** begin **

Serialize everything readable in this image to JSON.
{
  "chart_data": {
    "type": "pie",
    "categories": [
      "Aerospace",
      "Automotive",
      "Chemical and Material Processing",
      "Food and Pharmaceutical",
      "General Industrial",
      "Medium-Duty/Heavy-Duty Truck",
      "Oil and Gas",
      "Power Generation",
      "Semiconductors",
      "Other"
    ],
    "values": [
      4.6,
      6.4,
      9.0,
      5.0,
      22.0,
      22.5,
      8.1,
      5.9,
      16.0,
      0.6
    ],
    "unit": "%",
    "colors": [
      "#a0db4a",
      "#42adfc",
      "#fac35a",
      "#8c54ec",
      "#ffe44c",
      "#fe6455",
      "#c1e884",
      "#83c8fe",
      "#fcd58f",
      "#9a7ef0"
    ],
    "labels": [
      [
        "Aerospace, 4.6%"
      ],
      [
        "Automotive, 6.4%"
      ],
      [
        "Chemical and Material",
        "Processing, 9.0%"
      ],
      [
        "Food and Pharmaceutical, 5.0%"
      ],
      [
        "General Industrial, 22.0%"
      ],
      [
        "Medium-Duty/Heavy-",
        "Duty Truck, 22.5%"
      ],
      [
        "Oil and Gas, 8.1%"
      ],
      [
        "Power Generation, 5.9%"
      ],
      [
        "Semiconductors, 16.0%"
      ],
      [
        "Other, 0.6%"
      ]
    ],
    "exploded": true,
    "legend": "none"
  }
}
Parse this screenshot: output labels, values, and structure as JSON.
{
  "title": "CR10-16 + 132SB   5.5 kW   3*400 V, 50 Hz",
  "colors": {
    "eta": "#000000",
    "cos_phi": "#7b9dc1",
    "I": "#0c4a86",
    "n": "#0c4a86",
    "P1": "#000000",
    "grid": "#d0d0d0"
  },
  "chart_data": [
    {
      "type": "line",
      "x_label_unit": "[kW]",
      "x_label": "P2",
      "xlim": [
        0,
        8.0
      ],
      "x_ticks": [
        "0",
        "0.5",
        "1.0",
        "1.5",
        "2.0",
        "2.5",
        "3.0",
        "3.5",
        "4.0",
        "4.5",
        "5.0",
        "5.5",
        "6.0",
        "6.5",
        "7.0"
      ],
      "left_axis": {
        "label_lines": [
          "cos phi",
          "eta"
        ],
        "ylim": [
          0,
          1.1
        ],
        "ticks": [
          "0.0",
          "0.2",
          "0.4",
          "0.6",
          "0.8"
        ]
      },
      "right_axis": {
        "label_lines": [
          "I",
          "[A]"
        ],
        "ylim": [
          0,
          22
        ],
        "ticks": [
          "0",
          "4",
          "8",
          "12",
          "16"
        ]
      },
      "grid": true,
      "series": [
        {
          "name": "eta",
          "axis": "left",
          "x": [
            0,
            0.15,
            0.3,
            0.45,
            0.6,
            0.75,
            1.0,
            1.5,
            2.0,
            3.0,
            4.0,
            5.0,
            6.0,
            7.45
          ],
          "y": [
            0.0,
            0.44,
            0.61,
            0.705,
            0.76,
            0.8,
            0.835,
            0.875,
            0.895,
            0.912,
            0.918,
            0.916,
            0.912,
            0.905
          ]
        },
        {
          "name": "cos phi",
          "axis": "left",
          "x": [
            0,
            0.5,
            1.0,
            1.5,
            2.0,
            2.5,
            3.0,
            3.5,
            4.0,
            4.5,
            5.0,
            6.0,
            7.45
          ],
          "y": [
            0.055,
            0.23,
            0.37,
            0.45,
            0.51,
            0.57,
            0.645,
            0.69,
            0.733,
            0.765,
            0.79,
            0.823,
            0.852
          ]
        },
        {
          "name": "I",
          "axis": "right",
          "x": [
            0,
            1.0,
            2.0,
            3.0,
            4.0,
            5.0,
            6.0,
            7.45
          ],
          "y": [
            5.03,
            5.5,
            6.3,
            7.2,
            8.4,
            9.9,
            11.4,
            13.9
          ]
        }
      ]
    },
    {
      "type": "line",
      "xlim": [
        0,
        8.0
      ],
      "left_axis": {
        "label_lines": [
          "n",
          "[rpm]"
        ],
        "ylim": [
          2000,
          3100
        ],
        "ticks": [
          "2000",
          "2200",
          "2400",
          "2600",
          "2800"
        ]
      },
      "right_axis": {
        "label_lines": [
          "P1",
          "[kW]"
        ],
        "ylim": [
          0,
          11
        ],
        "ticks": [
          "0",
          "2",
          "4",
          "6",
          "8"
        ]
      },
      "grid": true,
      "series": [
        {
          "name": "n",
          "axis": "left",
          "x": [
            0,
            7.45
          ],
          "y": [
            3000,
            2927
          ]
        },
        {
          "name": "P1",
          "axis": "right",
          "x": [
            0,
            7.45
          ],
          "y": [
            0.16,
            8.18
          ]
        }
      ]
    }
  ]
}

** end **

--- What is being asked ---
Take the entries above and transcribe them in full.

--- Finished answer ---
Serialize everything readable in this image to JSON.
{
  "chart_data": {
    "type": "pie",
    "categories": [
      "Aerospace",
      "Automotive",
      "Chemical and Material Processing",
      "Food and Pharmaceutical",
      "General Industrial",
      "Medium-Duty/Heavy-Duty Truck",
      "Oil and Gas",
      "Power Generation",
      "Semiconductors",
      "Other"
    ],
    "values": [
      4.6,
      6.4,
      9.0,
      5.0,
      22.0,
      22.5,
      8.1,
      5.9,
      16.0,
      0.6
    ],
    "unit": "%",
    "colors": [
      "#a0db4a",
      "#42adfc",
      "#fac35a",
      "#8c54ec",
      "#ffe44c",
      "#fe6455",
      "#c1e884",
      "#83c8fe",
      "#fcd58f",
      "#9a7ef0"
    ],
    "labels": [
      [
        "Aerospace, 4.6%"
      ],
      [
        "Automotive, 6.4%"
      ],
      [
        "Chemical and Material",
        "Processing, 9.0%"
      ],
      [
        "Food and Pharmaceutical, 5.0%"
      ],
      [
        "General Industrial, 22.0%"
      ],
      [
        "Medium-Duty/Heavy-",
        "Duty Truck, 22.5%"
      ],
      [
        "Oil and Gas, 8.1%"
      ],
      [
        "Power Generation, 5.9%"
      ],
      [
        "Semiconductors, 16.0%"
      ],
      [
        "Other, 0.6%"
      ]
    ],
    "exploded": true,
    "legend": "none"
  }
}
Parse this screenshot: output labels, values, and structure as JSON.
{
  "title": "CR10-16 + 132SB   5.5 kW   3*400 V, 50 Hz",
  "colors": {
    "eta": "#000000",
    "cos_phi": "#7b9dc1",
    "I": "#0c4a86",
    "n": "#0c4a86",
    "P1": "#000000",
    "grid": "#d0d0d0"
  },
  "chart_data": [
    {
      "type": "line",
      "x_label_unit": "[kW]",
      "x_label": "P2",
      "xlim": [
        0,
        8.0
      ],
      "x_ticks": [
        "0",
        "0.5",
        "1.0",
        "1.5",
        "2.0",
        "2.5",
        "3.0",
        "3.5",
        "4.0",
        "4.5",
        "5.0",
        "5.5",
        "6.0",
        "6.5",
        "7.0"
      ],
      "left_axis": {
        "label_lines": [
          "cos phi",
          "eta"
        ],
        "ylim": [
          0,
          1.1
        ],
        "ticks": [
          "0.0",
          "0.2",
          "0.4",
          "0.6",
          "0.8"
        ]
      },
      "right_axis": {
        "label_lines": [
          "I",
          "[A]"
        ],
        "ylim": [
          0,
          22
        ],
        "ticks": [
          "0",
          "4",
          "8",
          "12",
          "16"
        ]
      },
      "grid": true,
      "series": [
        {
          "name": "eta",
          "axis": "left",
          "x": [
            0,
            0.15,
            0.3,
            0.45,
            0.6,
            0.75,
            1.0,
            1.5,
            2.0,
            3.0,
            4.0,
            5.0,
            6.0,
            7.45
          ],
          "y": [
            0.0,
            0.44,
            0.61,
            0.705,
            0.76,
            0.8,
            0.835,
            0.875,
            0.895,
            0.912,
            0.918,
            0.916,
            0.912,
            0.905
          ]
        },
        {
          "name": "cos phi",
          "axis": "left",
          "x": [
            0,
            0.5,
            1.0,
            1.5,
            2.0,
            2.5,
            3.0,
            3.5,
            4.0,
            4.5,
            5.0,
            6.0,
            7.45
          ],
          "y": [
            0.055,
            0.23,
            0.37,
            0.45,
            0.51,
            0.57,
            0.645,
            0.69,
            0.733,
            0.765,
            0.79,
            0.823,
            0.852
          ]
        },
        {
          "name": "I",
          "axis": "right",
          "x": [
            0,
            1.0,
            2.0,
            3.0,
            4.0,
            5.0,
            6.0,
            7.45
          ],
          "y": [
            5.03,
            5.5,
            6.3,
            7.2,
            8.4,
            9.9,
            11.4,
            13.9
          ]
        }
      ]
    },
    {
      "type": "line",
      "xlim": [
        0,
        8.0
      ],
      "left_axis": {
        "label_lines": [
          "n",
          "[rpm]"
        ],
        "ylim": [
          2000,
          3100
        ],
        "ticks": [
          "2000",
          "2200",
          "2400",
          "2600",
          "2800"
        ]
      },
      "right_axis": {
        "label_lines": [
          "P1",
          "[kW]"
        ],
        "ylim": [
          0,
          11
        ],
        "ticks": [
          "0",
          "2",
          "4",
          "6",
          "8"
        ]
      },
      "grid": true,
      "series": [
        {
          "name": "n",
          "axis": "left",
          "x": [
            0,
            7.45
          ],
          "y": [
            3000,
            2927
          ]
        },
        {
          "name": "P1",
          "axis": "right",
          "x": [
            0,
            7.45
          ],
          "y": [
            0.16,
            8.18
          ]
        }
      ]
    }
  ]
}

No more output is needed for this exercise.